— Record set —
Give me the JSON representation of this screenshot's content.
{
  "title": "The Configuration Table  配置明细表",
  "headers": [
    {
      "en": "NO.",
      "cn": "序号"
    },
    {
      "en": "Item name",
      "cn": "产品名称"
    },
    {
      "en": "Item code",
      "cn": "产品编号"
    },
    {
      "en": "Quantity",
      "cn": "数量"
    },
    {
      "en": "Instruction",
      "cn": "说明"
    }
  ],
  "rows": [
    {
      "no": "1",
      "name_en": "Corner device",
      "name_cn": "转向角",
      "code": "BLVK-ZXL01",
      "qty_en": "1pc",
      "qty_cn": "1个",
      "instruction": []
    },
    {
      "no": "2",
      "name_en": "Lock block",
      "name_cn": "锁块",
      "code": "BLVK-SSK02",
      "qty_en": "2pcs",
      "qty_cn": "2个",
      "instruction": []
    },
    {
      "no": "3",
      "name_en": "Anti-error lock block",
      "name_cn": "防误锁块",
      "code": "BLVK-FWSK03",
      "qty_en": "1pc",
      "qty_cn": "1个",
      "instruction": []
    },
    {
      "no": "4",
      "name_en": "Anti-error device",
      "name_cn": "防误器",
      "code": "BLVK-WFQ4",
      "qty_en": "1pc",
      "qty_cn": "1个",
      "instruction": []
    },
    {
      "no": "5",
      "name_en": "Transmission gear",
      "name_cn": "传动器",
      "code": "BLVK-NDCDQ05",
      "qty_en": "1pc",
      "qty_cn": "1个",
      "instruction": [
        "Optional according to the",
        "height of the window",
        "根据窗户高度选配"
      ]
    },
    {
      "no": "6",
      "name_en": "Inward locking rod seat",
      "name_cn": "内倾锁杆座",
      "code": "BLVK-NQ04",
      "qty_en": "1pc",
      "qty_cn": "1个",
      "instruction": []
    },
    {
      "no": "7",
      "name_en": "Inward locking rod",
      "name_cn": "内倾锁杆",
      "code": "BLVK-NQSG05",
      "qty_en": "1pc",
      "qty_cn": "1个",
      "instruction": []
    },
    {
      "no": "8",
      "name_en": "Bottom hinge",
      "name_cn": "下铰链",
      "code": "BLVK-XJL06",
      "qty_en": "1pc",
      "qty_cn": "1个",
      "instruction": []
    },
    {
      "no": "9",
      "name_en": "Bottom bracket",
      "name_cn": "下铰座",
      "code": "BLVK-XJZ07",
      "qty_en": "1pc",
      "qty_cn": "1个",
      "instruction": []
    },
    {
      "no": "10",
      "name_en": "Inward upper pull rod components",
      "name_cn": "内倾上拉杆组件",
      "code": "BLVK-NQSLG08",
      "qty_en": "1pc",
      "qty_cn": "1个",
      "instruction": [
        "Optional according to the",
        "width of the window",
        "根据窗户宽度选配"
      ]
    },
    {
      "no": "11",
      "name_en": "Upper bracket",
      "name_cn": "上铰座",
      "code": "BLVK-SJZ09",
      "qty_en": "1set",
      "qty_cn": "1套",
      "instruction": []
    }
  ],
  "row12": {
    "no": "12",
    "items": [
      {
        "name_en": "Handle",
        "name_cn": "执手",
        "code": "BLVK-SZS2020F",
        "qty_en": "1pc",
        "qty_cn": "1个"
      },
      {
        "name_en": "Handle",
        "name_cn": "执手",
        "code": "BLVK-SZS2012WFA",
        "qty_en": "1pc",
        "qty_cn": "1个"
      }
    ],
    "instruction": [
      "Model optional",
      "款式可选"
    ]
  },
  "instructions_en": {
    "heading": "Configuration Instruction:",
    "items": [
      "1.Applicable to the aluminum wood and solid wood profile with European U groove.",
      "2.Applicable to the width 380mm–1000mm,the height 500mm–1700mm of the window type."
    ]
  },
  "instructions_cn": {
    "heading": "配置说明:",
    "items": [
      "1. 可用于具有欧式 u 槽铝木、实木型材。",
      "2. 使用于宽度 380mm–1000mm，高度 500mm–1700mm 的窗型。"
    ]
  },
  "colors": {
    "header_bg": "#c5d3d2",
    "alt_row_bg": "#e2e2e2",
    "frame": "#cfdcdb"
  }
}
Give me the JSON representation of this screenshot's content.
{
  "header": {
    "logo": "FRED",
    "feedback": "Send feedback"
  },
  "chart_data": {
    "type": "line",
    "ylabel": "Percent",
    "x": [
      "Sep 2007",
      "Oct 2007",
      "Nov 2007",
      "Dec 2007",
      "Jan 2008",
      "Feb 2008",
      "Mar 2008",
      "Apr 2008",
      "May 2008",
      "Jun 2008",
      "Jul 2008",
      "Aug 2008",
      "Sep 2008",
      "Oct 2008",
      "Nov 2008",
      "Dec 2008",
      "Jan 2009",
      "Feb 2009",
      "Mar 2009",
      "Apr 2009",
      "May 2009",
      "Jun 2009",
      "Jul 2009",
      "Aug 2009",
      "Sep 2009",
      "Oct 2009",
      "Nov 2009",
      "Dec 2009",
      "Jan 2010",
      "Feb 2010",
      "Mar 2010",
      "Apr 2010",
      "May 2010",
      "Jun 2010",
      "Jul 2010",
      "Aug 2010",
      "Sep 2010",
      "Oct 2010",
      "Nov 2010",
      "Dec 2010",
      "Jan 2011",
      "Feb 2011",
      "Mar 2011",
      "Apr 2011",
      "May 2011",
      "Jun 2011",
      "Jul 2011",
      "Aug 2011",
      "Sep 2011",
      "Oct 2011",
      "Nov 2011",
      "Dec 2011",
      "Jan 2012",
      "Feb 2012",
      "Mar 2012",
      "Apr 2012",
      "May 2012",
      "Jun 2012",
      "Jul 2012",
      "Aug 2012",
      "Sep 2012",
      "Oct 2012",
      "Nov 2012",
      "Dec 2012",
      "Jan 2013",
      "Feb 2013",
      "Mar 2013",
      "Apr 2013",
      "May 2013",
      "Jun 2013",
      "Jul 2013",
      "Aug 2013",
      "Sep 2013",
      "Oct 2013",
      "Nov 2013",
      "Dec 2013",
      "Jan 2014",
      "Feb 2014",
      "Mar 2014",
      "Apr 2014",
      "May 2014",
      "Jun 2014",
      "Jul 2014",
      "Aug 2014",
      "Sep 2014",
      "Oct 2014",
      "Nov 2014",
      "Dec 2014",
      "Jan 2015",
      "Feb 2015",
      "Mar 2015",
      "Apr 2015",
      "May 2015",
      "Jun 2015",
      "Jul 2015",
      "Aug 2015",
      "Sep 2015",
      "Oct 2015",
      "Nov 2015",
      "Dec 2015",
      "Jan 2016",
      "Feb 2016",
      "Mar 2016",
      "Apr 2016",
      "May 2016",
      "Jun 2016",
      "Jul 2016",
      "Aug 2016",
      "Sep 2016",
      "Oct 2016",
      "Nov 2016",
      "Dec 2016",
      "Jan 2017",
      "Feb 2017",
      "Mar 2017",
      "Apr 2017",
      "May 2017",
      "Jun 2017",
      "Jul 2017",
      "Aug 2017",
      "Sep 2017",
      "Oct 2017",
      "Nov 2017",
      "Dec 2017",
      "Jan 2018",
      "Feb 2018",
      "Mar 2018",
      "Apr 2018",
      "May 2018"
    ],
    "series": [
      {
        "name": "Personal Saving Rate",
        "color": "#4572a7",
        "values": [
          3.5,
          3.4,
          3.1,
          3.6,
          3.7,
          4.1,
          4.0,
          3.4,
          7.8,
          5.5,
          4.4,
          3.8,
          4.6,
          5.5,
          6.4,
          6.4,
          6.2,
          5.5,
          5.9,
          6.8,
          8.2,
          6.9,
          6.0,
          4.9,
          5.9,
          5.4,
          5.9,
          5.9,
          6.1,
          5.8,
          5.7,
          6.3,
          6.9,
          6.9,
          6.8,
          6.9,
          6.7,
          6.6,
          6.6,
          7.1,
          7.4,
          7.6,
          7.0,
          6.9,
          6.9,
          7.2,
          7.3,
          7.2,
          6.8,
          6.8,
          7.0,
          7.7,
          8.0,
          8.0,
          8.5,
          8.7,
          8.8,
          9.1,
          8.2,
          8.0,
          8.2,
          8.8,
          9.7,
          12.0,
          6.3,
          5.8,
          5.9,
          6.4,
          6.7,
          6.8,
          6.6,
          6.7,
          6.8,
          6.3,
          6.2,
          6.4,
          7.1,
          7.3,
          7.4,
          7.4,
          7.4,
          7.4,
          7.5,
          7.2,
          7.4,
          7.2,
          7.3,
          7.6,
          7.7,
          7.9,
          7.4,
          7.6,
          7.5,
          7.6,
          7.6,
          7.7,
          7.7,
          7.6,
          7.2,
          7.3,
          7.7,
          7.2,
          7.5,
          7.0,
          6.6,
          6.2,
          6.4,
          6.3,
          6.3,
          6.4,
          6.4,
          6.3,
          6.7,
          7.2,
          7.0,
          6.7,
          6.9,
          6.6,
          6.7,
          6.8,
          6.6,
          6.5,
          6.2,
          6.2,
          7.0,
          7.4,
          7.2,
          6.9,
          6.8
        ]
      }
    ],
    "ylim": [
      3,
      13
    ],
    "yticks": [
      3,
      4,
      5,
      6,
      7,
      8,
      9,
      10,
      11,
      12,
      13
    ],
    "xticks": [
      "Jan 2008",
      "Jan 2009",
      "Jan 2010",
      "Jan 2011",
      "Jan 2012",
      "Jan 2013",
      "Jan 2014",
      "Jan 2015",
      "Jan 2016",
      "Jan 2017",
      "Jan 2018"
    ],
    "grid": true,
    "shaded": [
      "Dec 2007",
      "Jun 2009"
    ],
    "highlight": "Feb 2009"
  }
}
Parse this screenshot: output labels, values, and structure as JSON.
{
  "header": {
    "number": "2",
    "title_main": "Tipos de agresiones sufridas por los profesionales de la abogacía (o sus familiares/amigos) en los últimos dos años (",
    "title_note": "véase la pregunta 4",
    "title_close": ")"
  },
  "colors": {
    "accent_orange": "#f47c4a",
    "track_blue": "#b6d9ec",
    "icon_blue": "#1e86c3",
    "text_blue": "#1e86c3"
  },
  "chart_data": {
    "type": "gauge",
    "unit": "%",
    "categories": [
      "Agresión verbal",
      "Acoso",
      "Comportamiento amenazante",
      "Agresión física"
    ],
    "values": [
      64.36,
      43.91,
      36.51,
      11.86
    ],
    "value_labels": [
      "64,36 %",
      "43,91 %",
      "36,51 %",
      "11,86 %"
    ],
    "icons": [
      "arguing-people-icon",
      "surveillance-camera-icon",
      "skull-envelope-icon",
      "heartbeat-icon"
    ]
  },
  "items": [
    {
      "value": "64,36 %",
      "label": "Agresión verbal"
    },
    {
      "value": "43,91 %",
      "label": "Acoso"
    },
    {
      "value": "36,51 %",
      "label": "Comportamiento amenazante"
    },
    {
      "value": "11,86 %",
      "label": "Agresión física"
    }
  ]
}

— Exercise objective —
Only the number is wanted: how many lines in the entries above contain the word "verbal"?

— The result —
2